### [Instructions for the task]
Below is a block of records; reproduce all of them exactly and leave out any pictures.

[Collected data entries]
——

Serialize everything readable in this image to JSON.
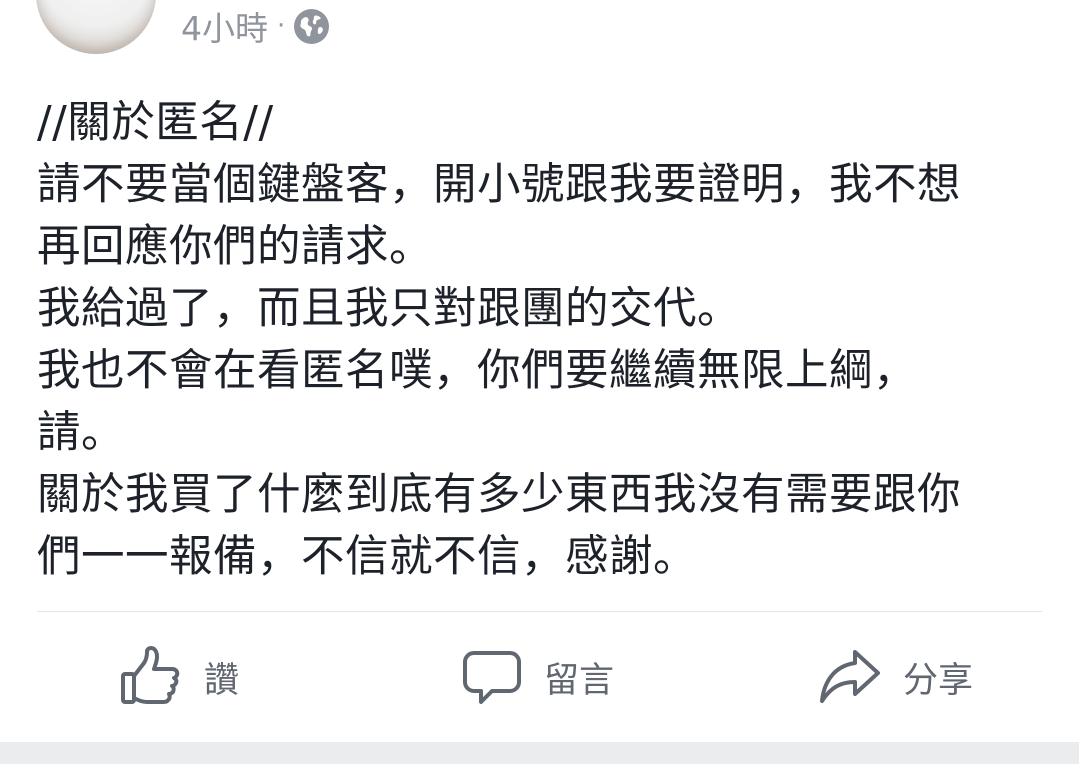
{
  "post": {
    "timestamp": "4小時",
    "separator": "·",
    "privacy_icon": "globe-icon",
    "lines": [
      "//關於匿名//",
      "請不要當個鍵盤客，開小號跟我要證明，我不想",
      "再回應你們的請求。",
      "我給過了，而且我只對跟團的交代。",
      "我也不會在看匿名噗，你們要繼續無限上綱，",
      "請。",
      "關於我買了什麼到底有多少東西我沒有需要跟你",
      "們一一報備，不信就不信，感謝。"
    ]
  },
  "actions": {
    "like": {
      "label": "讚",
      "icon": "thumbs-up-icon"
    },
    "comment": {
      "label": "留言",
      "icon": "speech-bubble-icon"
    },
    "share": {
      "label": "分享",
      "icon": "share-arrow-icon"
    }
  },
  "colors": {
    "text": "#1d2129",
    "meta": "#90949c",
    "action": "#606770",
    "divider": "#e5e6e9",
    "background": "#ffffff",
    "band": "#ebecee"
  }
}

——

### [Exercise result]
Serialize everything readable in this image to JSON.
{
  "post": {
    "timestamp": "4小時",
    "separator": "·",
    "privacy_icon": "globe-icon",
    "lines": [
      "//關於匿名//",
      "請不要當個鍵盤客，開小號跟我要證明，我不想",
      "再回應你們的請求。",
      "我給過了，而且我只對跟團的交代。",
      "我也不會在看匿名噗，你們要繼續無限上綱，",
      "請。",
      "關於我買了什麼到底有多少東西我沒有需要跟你",
      "們一一報備，不信就不信，感謝。"
    ]
  },
  "actions": {
    "like": {
      "label": "讚",
      "icon": "thumbs-up-icon"
    },
    "comment": {
      "label": "留言",
      "icon": "speech-bubble-icon"
    },
    "share": {
      "label": "分享",
      "icon": "share-arrow-icon"
    }
  },
  "colors": {
    "text": "#1d2129",
    "meta": "#90949c",
    "action": "#606770",
    "divider": "#e5e6e9",
    "background": "#ffffff",
    "band": "#ebecee"
  }
}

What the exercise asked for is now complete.